→ **Task instructions**: Locate the string "守らない場合" in the listing below. Copy every line where it is found.

+===+

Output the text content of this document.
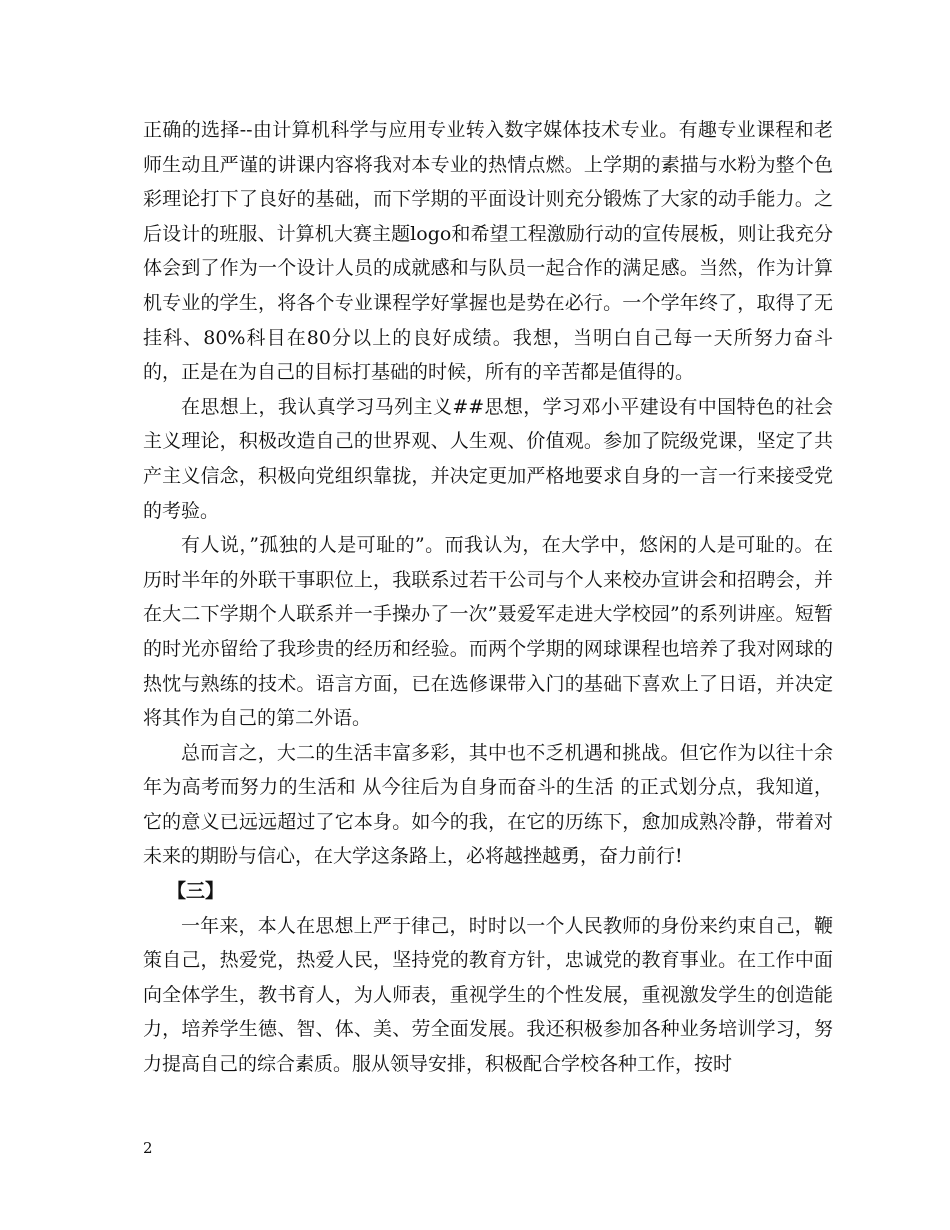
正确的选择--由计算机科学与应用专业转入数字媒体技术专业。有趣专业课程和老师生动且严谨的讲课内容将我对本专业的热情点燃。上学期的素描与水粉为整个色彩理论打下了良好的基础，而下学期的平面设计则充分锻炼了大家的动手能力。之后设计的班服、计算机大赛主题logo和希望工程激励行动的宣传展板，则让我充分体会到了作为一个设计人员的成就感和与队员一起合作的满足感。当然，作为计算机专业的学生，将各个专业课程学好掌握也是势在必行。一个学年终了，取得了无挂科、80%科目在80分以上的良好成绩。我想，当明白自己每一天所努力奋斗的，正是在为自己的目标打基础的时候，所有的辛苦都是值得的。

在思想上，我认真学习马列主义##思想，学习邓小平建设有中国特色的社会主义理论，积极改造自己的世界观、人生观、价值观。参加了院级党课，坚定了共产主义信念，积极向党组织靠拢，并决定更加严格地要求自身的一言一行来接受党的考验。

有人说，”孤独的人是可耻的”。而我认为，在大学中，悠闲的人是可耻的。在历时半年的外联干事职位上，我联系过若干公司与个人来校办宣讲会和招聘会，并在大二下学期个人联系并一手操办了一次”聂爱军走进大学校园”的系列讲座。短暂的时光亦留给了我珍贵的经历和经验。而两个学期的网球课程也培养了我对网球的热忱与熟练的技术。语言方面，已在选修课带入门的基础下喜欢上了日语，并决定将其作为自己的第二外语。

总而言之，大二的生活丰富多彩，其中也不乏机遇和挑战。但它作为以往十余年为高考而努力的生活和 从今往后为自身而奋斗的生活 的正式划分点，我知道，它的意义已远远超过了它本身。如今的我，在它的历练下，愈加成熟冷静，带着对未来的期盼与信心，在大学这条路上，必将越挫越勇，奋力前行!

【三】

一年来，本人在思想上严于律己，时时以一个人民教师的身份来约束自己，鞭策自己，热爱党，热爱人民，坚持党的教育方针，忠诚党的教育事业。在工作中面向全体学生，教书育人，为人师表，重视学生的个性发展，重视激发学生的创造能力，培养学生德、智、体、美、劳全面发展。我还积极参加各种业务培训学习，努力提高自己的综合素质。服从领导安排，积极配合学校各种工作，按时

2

+===+

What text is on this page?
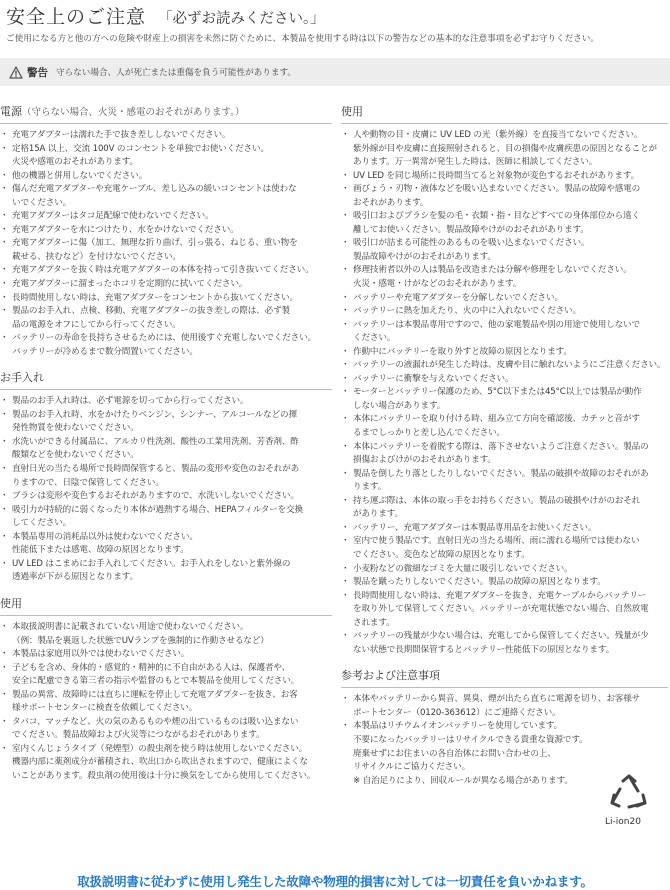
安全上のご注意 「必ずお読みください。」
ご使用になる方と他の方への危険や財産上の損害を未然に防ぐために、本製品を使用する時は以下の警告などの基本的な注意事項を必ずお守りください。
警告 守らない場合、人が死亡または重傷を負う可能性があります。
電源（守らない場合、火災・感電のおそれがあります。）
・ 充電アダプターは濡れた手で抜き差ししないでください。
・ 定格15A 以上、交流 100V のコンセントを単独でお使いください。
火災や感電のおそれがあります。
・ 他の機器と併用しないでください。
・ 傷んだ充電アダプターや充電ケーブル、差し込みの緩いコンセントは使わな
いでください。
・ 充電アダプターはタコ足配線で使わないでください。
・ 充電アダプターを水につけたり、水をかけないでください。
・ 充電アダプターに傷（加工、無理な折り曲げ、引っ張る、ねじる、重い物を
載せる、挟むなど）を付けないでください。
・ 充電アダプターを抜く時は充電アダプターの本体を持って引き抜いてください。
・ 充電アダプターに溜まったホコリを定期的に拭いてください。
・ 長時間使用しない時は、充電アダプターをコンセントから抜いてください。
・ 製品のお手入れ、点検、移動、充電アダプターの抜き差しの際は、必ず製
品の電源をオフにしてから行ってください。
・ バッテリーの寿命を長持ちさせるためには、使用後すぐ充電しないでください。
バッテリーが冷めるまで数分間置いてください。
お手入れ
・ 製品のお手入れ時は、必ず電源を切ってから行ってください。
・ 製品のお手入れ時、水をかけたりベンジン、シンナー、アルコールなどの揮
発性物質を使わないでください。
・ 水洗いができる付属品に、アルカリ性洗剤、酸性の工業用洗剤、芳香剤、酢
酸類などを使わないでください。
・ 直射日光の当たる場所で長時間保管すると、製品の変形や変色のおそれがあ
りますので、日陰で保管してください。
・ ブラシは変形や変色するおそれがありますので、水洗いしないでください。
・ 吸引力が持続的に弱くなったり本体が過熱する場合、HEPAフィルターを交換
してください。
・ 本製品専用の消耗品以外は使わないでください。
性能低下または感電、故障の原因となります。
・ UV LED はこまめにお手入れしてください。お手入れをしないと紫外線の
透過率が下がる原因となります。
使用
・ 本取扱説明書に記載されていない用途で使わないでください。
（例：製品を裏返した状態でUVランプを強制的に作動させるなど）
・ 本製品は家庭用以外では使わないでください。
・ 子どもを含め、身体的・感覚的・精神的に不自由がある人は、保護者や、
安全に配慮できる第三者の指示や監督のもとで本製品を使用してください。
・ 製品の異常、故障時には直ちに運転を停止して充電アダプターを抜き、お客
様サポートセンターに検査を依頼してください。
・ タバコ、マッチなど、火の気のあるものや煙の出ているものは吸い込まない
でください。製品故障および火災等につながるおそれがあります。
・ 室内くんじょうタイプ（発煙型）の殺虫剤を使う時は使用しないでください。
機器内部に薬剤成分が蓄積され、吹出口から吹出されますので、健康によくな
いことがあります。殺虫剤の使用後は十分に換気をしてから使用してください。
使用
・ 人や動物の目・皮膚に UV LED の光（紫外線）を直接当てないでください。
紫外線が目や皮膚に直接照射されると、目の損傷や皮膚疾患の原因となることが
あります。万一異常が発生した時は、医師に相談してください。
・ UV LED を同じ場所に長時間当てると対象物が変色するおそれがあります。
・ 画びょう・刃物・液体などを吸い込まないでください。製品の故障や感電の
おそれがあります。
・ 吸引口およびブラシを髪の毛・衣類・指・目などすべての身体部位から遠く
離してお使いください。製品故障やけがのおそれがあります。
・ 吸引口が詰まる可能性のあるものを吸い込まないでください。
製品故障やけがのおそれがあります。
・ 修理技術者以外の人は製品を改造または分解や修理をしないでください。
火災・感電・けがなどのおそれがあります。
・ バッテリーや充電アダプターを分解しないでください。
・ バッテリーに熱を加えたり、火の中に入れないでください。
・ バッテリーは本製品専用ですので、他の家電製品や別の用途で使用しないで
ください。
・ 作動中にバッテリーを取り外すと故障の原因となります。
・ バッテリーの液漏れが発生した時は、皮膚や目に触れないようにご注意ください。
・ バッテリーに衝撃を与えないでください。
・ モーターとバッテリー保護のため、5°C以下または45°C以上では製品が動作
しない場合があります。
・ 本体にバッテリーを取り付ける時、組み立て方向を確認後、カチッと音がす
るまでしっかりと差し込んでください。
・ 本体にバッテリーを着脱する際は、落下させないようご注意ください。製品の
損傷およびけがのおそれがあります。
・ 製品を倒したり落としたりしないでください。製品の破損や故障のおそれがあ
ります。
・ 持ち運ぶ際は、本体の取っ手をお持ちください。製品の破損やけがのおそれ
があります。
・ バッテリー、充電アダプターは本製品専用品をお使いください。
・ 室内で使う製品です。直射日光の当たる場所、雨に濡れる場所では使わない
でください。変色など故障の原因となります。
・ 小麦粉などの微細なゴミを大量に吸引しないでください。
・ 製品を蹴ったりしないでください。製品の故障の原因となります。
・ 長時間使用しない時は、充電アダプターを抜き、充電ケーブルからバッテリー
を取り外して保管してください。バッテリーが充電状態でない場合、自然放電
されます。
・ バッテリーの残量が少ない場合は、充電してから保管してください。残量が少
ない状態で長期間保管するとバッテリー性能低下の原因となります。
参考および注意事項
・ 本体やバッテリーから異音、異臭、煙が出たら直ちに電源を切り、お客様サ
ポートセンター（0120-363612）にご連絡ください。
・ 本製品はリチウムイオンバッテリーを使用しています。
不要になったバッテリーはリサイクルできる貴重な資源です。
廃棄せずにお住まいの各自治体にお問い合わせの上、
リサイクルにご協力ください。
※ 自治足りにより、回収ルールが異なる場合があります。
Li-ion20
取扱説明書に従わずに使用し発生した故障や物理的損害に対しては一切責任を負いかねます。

+===+

→ **Correct response**:
警告 守らない場合、人が死亡または重傷を負う可能性があります。
電源（守らない場合、火災・感電のおそれがあります。）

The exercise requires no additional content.